■ WORK REQUIRED ■
Give the number of lines below that contain "data", with no other output.

■ MATERIAL FOR THIS TASK ■
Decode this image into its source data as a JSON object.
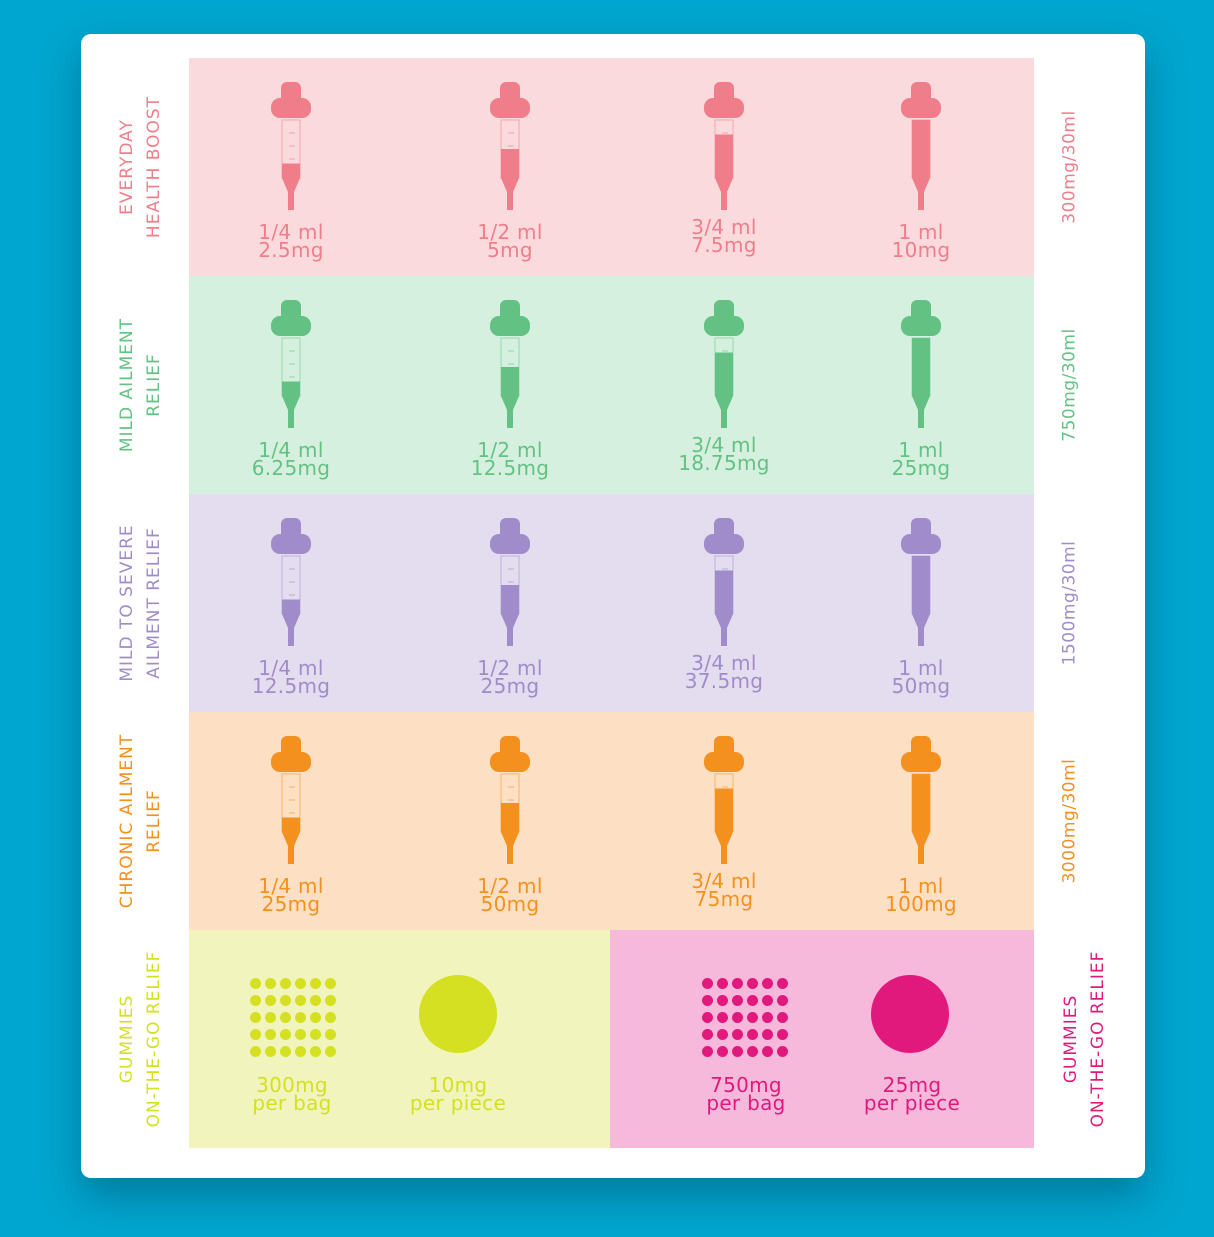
{
  "tiers": [
    {
      "label": [
        "EVERYDAY",
        "HEALTH BOOST"
      ],
      "strength": "300mg/30ml",
      "color": "#f07e8a",
      "bg": "#fbdadd",
      "doses": [
        {
          "volume": "1/4 ml",
          "amount": "2.5mg",
          "fill": 0.25
        },
        {
          "volume": "1/2 ml",
          "amount": "5mg",
          "fill": 0.5
        },
        {
          "volume": "3/4 ml",
          "amount": "7.5mg",
          "fill": 0.75
        },
        {
          "volume": "1 ml",
          "amount": "10mg",
          "fill": 1.0
        }
      ]
    },
    {
      "label": [
        "MILD AILMENT",
        "RELIEF"
      ],
      "strength": "750mg/30ml",
      "color": "#63c283",
      "bg": "#d6f0e0",
      "doses": [
        {
          "volume": "1/4 ml",
          "amount": "6.25mg",
          "fill": 0.25
        },
        {
          "volume": "1/2 ml",
          "amount": "12.5mg",
          "fill": 0.5
        },
        {
          "volume": "3/4 ml",
          "amount": "18.75mg",
          "fill": 0.75
        },
        {
          "volume": "1 ml",
          "amount": "25mg",
          "fill": 1.0
        }
      ]
    },
    {
      "label": [
        "MILD TO SEVERE",
        "AILMENT RELIEF"
      ],
      "strength": "1500mg/30ml",
      "color": "#a08cca",
      "bg": "#e4dcef",
      "doses": [
        {
          "volume": "1/4 ml",
          "amount": "12.5mg",
          "fill": 0.25
        },
        {
          "volume": "1/2 ml",
          "amount": "25mg",
          "fill": 0.5
        },
        {
          "volume": "3/4 ml",
          "amount": "37.5mg",
          "fill": 0.75
        },
        {
          "volume": "1 ml",
          "amount": "50mg",
          "fill": 1.0
        }
      ]
    },
    {
      "label": [
        "CHRONIC AILMENT",
        "RELIEF"
      ],
      "strength": "3000mg/30ml",
      "color": "#f4901e",
      "bg": "#fde0c4",
      "doses": [
        {
          "volume": "1/4 ml",
          "amount": "25mg",
          "fill": 0.25
        },
        {
          "volume": "1/2 ml",
          "amount": "50mg",
          "fill": 0.5
        },
        {
          "volume": "3/4 ml",
          "amount": "75mg",
          "fill": 0.75
        },
        {
          "volume": "1 ml",
          "amount": "100mg",
          "fill": 1.0
        }
      ]
    }
  ],
  "gummies": [
    {
      "label": [
        "GUMMIES",
        "ON-THE-GO RELIEF"
      ],
      "color": "#d4e021",
      "bg": "#f1f5bd",
      "bag": [
        "300mg",
        "per bag"
      ],
      "piece": [
        "10mg",
        "per piece"
      ]
    },
    {
      "label": [
        "GUMMIES",
        "ON-THE-GO RELIEF"
      ],
      "color": "#e2197d",
      "bg": "#f6b8db",
      "bag": [
        "750mg",
        "per bag"
      ],
      "piece": [
        "25mg",
        "per piece"
      ]
    }
  ]
}
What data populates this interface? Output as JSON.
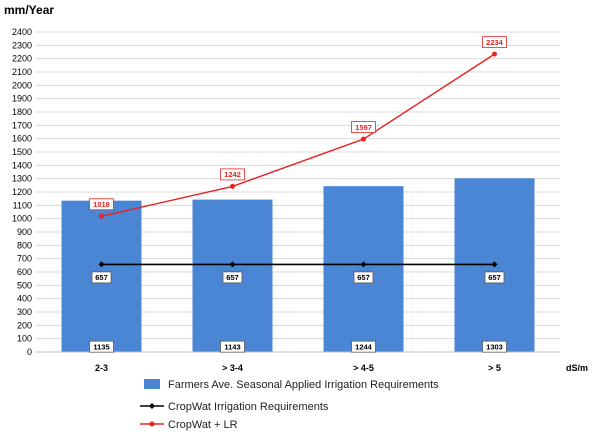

■ TASK SOLUTION ■
2